### WRITTEN TASK
Locate every line in the records below that contains the word "malum", and copy each one.

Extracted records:
--------------------------------------------------

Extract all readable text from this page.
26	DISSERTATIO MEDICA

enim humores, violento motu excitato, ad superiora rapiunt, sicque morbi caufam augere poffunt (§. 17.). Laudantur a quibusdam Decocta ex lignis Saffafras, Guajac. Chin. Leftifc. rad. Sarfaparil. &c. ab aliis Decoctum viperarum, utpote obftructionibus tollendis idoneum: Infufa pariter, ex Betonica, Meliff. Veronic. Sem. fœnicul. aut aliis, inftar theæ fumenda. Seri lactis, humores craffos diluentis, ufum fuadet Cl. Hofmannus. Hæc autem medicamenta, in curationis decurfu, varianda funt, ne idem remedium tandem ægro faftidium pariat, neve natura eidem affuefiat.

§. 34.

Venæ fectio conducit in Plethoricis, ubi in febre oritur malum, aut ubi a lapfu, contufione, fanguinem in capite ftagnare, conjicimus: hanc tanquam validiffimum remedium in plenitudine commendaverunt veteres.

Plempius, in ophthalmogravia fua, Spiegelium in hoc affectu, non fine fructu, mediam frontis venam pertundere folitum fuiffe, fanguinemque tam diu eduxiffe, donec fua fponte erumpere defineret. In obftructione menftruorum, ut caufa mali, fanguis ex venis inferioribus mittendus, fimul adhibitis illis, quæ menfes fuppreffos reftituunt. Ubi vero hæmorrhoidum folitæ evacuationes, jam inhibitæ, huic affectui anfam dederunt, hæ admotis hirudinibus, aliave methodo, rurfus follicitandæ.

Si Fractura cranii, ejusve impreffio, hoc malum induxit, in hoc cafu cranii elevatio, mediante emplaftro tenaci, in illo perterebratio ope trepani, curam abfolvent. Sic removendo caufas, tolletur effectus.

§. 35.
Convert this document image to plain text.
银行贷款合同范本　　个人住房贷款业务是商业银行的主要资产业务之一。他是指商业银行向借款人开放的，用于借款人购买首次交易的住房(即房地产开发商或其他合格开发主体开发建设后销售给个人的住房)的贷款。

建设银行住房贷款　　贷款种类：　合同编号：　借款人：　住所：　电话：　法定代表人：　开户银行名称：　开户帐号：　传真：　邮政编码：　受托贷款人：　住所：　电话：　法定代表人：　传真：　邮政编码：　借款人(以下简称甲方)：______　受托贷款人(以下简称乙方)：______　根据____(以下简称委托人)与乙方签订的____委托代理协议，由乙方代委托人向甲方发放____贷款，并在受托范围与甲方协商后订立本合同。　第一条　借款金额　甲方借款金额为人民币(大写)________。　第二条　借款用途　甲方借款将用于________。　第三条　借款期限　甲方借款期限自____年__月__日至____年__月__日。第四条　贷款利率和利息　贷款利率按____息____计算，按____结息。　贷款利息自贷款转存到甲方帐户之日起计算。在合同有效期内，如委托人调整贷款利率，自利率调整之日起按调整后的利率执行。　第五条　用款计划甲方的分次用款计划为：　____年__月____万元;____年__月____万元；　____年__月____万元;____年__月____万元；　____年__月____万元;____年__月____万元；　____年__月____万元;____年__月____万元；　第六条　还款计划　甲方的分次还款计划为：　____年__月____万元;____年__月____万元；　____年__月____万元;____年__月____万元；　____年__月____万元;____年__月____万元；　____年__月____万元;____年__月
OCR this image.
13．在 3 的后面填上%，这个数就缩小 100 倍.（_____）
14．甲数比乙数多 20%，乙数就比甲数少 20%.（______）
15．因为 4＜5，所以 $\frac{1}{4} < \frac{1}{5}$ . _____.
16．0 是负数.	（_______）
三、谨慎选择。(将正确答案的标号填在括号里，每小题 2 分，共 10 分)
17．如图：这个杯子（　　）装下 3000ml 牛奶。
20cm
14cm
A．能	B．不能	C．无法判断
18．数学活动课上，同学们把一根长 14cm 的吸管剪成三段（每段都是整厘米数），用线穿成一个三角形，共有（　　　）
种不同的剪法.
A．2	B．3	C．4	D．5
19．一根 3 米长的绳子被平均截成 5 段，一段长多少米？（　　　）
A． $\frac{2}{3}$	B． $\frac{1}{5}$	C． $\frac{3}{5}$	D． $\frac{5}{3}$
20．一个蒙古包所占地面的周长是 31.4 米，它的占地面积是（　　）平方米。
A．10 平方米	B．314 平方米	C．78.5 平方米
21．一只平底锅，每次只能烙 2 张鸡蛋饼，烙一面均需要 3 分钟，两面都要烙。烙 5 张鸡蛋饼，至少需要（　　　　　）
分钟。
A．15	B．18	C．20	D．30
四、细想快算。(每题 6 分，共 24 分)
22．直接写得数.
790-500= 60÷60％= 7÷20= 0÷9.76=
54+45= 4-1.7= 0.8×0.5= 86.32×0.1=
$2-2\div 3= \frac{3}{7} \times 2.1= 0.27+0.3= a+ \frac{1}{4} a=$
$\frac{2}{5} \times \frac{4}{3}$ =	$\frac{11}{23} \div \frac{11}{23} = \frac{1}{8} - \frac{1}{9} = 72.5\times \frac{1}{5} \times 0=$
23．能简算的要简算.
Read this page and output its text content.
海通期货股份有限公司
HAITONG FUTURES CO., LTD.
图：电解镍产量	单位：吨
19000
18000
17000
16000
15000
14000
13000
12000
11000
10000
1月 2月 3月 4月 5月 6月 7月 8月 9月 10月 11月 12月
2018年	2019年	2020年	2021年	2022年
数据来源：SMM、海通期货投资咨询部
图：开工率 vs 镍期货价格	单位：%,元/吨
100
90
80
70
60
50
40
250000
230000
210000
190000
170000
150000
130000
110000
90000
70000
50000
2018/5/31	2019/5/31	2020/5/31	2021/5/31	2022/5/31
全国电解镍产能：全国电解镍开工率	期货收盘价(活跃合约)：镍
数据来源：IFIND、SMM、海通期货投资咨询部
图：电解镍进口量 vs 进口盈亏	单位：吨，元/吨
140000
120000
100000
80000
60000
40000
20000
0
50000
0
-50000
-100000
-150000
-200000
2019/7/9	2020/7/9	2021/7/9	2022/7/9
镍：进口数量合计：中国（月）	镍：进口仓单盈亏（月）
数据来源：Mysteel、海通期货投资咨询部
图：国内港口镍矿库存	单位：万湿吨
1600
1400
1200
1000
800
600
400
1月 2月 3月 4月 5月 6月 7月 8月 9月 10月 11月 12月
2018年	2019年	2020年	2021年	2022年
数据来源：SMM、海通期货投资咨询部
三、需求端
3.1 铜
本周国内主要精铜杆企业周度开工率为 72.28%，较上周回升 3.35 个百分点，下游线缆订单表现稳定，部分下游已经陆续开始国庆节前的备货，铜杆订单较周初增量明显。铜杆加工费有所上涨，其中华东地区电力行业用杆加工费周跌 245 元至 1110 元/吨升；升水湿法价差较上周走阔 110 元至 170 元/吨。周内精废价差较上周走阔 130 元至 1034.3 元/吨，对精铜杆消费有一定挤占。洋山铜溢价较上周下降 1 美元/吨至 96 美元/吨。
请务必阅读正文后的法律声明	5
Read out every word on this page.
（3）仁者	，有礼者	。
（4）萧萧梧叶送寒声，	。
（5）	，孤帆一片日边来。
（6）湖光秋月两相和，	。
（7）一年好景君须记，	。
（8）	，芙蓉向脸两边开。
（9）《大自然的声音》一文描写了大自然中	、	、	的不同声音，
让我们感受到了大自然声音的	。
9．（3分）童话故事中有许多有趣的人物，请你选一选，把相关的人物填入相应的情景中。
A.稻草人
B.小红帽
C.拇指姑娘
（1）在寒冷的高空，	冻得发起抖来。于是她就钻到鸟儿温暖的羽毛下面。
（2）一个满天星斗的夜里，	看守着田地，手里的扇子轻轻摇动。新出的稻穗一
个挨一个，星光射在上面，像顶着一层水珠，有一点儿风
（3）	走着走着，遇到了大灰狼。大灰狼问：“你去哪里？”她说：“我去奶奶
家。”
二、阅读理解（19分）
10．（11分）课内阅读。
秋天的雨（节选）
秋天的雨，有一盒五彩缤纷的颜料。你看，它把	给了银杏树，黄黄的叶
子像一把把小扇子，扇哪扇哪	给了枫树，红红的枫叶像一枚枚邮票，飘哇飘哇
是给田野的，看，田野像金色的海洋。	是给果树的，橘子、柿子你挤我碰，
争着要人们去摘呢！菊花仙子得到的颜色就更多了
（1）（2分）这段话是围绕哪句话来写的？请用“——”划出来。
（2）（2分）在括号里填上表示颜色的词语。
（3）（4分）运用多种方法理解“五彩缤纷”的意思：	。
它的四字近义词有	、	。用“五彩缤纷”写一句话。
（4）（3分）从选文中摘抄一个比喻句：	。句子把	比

--------------------------------------------------

### WRITTEN ANSWER
Venæ fectio conducit in Plethoricis, ubi in febre oritur malum, aut ubi a lapfu, contufione, fanguinem in capite ftagnare, conjicimus: hanc tanquam validiffimum remedium in plenitudine commendaverunt veteres.
Si Fractura cranii, ejusve impreffio, hoc malum induxit, in hoc cafu cranii elevatio, mediante emplaftro tenaci, in illo perterebratio ope trepani, curam abfolvent. Sic removendo caufas, tolletur effectus.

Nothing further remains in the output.